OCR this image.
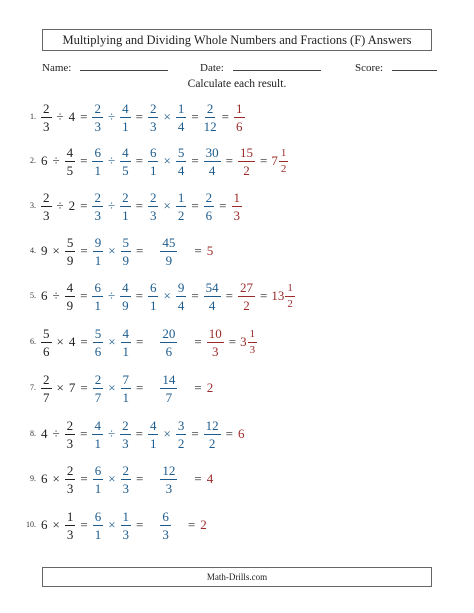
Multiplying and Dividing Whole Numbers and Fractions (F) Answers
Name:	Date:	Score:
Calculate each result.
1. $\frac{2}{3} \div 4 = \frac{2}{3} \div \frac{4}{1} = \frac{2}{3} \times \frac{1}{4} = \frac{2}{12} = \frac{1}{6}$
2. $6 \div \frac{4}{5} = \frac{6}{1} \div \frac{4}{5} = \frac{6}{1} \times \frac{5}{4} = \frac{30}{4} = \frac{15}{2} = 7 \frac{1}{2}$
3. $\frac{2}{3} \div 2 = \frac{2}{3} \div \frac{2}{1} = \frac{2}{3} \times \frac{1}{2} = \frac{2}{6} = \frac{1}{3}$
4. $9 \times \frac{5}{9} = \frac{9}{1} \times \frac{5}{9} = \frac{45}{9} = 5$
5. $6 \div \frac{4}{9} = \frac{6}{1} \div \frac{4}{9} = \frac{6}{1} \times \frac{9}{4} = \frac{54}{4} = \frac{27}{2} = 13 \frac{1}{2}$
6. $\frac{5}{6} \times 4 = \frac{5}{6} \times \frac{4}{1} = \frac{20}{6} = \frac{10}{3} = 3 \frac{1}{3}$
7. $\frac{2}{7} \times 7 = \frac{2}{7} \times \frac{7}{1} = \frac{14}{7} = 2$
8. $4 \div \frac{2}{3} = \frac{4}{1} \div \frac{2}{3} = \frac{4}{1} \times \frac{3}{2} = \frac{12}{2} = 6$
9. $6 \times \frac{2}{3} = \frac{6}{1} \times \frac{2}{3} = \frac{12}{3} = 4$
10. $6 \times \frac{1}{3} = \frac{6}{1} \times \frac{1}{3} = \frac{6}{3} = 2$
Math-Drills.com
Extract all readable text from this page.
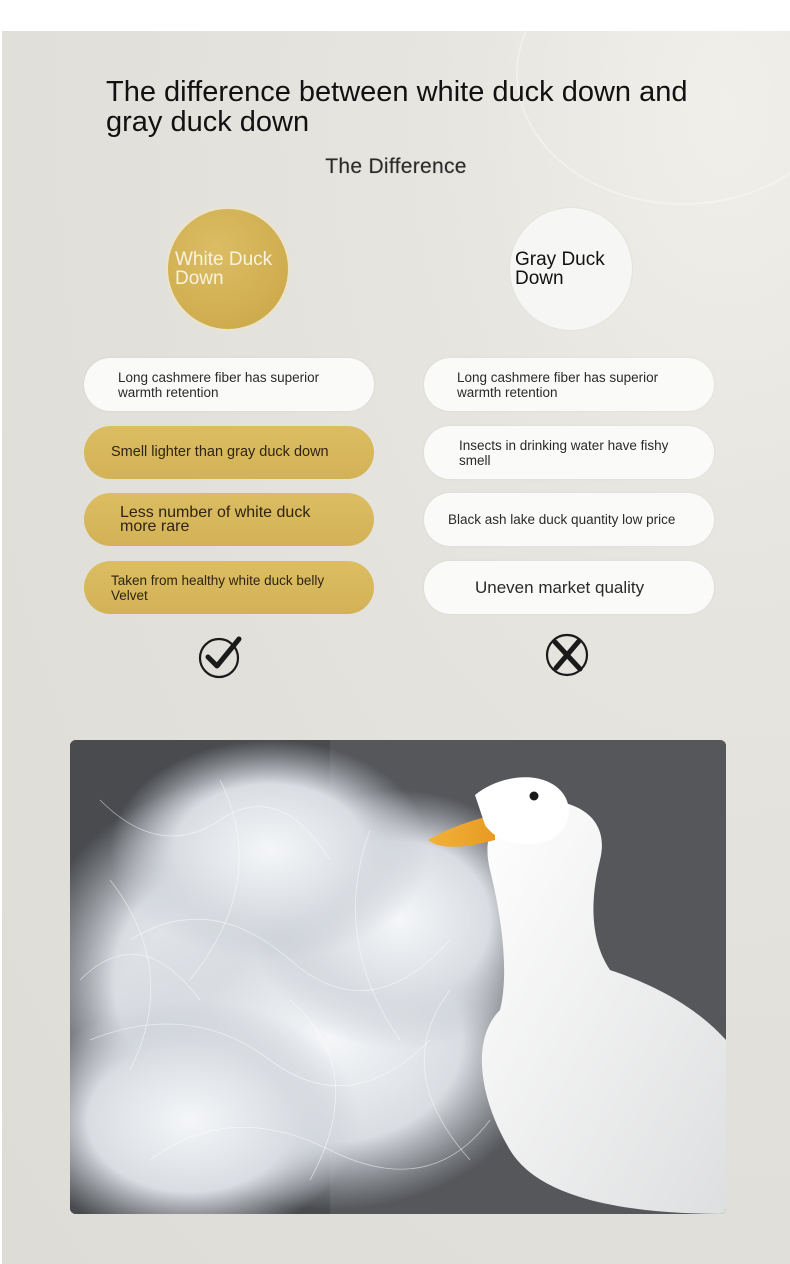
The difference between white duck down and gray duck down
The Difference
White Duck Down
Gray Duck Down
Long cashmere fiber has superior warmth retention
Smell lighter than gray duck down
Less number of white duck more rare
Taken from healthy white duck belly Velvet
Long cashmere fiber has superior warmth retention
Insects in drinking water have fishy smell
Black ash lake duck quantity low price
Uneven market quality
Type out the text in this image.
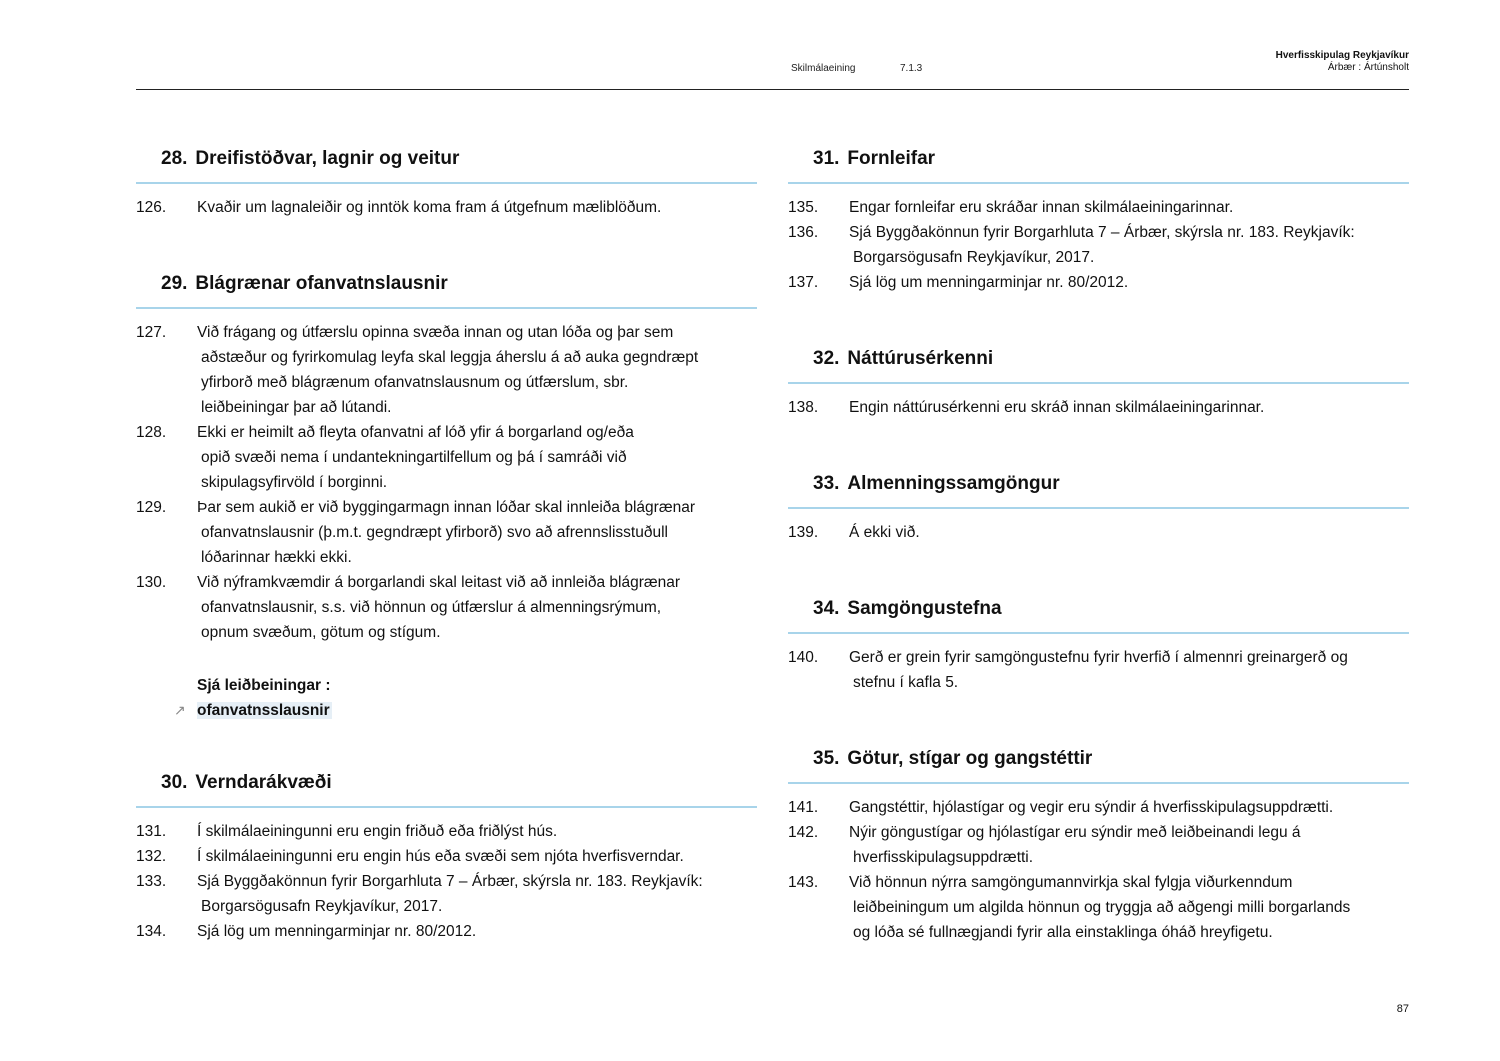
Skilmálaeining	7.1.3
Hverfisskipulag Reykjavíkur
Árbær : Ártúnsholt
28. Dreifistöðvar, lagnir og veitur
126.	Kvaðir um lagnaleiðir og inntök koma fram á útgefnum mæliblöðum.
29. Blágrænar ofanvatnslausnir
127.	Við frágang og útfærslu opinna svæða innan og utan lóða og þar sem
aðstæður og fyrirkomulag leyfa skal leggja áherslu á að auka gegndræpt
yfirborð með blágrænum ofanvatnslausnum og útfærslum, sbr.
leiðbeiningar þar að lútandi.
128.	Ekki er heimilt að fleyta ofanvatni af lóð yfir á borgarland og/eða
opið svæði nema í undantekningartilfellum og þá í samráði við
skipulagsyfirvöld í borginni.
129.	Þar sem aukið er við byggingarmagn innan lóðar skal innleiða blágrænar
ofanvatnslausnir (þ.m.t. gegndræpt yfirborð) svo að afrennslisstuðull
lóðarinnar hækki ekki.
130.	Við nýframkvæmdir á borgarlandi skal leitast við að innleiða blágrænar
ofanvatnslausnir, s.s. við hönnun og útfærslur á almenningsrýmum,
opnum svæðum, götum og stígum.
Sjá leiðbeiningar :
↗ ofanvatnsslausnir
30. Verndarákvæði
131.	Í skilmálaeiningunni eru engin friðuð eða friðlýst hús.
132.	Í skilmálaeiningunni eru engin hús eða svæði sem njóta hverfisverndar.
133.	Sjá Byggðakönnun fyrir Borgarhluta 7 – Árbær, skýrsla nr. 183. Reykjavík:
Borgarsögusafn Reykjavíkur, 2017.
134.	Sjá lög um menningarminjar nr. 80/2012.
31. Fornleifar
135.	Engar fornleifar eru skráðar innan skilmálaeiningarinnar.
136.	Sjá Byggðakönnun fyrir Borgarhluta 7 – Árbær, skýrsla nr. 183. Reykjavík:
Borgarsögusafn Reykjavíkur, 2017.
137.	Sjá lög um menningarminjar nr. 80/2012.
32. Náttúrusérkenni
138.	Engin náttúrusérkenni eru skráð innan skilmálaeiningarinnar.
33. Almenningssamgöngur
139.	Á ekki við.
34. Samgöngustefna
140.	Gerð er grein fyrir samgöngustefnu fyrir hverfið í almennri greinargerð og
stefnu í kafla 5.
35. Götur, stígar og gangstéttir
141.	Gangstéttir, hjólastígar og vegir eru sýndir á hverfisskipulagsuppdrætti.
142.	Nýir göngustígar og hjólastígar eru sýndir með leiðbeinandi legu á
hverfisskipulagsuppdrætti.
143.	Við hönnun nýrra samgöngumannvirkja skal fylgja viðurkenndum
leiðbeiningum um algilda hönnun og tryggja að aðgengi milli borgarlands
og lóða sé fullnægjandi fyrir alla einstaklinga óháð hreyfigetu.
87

☆ ☆ ☆

**Task statement:**
Print all entries exactly. The images do not belong in the copy.

**Solution for this problem:**
OCR this image.
Multiplying and Dividing Whole Numbers and Fractions (F) Answers
Name:	Date:	Score:
Calculate each result.
1. $\frac{2}{3} \div 4 = \frac{2}{3} \div \frac{4}{1} = \frac{2}{3} \times \frac{1}{4} = \frac{2}{12} = \frac{1}{6}$
2. $6 \div \frac{4}{5} = \frac{6}{1} \div \frac{4}{5} = \frac{6}{1} \times \frac{5}{4} = \frac{30}{4} = \frac{15}{2} = 7 \frac{1}{2}$
3. $\frac{2}{3} \div 2 = \frac{2}{3} \div \frac{2}{1} = \frac{2}{3} \times \frac{1}{2} = \frac{2}{6} = \frac{1}{3}$
4. $9 \times \frac{5}{9} = \frac{9}{1} \times \frac{5}{9} = \frac{45}{9} = 5$
5. $6 \div \frac{4}{9} = \frac{6}{1} \div \frac{4}{9} = \frac{6}{1} \times \frac{9}{4} = \frac{54}{4} = \frac{27}{2} = 13 \frac{1}{2}$
6. $\frac{5}{6} \times 4 = \frac{5}{6} \times \frac{4}{1} = \frac{20}{6} = \frac{10}{3} = 3 \frac{1}{3}$
7. $\frac{2}{7} \times 7 = \frac{2}{7} \times \frac{7}{1} = \frac{14}{7} = 2$
8. $4 \div \frac{2}{3} = \frac{4}{1} \div \frac{2}{3} = \frac{4}{1} \times \frac{3}{2} = \frac{12}{2} = 6$
9. $6 \times \frac{2}{3} = \frac{6}{1} \times \frac{2}{3} = \frac{12}{3} = 4$
10. $6 \times \frac{1}{3} = \frac{6}{1} \times \frac{1}{3} = \frac{6}{3} = 2$
Math-Drills.com
Extract all readable text from this page.
The difference between white duck down and gray duck down
The Difference
White Duck Down
Gray Duck Down
Long cashmere fiber has superior warmth retention
Smell lighter than gray duck down
Less number of white duck more rare
Taken from healthy white duck belly Velvet
Long cashmere fiber has superior warmth retention
Insects in drinking water have fishy smell
Black ash lake duck quantity low price
Uneven market quality
Type out the text in this image.
Skilmálaeining	7.1.3
Hverfisskipulag Reykjavíkur
Árbær : Ártúnsholt
28. Dreifistöðvar, lagnir og veitur
126.	Kvaðir um lagnaleiðir og inntök koma fram á útgefnum mæliblöðum.
29. Blágrænar ofanvatnslausnir
127.	Við frágang og útfærslu opinna svæða innan og utan lóða og þar sem
aðstæður og fyrirkomulag leyfa skal leggja áherslu á að auka gegndræpt
yfirborð með blágrænum ofanvatnslausnum og útfærslum, sbr.
leiðbeiningar þar að lútandi.
128.	Ekki er heimilt að fleyta ofanvatni af lóð yfir á borgarland og/eða
opið svæði nema í undantekningartilfellum og þá í samráði við
skipulagsyfirvöld í borginni.
129.	Þar sem aukið er við byggingarmagn innan lóðar skal innleiða blágrænar
ofanvatnslausnir (þ.m.t. gegndræpt yfirborð) svo að afrennslisstuðull
lóðarinnar hækki ekki.
130.	Við nýframkvæmdir á borgarlandi skal leitast við að innleiða blágrænar
ofanvatnslausnir, s.s. við hönnun og útfærslur á almenningsrýmum,
opnum svæðum, götum og stígum.
Sjá leiðbeiningar :
↗ ofanvatnsslausnir
30. Verndarákvæði
131.	Í skilmálaeiningunni eru engin friðuð eða friðlýst hús.
132.	Í skilmálaeiningunni eru engin hús eða svæði sem njóta hverfisverndar.
133.	Sjá Byggðakönnun fyrir Borgarhluta 7 – Árbær, skýrsla nr. 183. Reykjavík:
Borgarsögusafn Reykjavíkur, 2017.
134.	Sjá lög um menningarminjar nr. 80/2012.
31. Fornleifar
135.	Engar fornleifar eru skráðar innan skilmálaeiningarinnar.
136.	Sjá Byggðakönnun fyrir Borgarhluta 7 – Árbær, skýrsla nr. 183. Reykjavík:
Borgarsögusafn Reykjavíkur, 2017.
137.	Sjá lög um menningarminjar nr. 80/2012.
32. Náttúrusérkenni
138.	Engin náttúrusérkenni eru skráð innan skilmálaeiningarinnar.
33. Almenningssamgöngur
139.	Á ekki við.
34. Samgöngustefna
140.	Gerð er grein fyrir samgöngustefnu fyrir hverfið í almennri greinargerð og
stefnu í kafla 5.
35. Götur, stígar og gangstéttir
141.	Gangstéttir, hjólastígar og vegir eru sýndir á hverfisskipulagsuppdrætti.
142.	Nýir göngustígar og hjólastígar eru sýndir með leiðbeinandi legu á
hverfisskipulagsuppdrætti.
143.	Við hönnun nýrra samgöngumannvirkja skal fylgja viðurkenndum
leiðbeiningum um algilda hönnun og tryggja að aðgengi milli borgarlands
og lóða sé fullnægjandi fyrir alla einstaklinga óháð hreyfigetu.
87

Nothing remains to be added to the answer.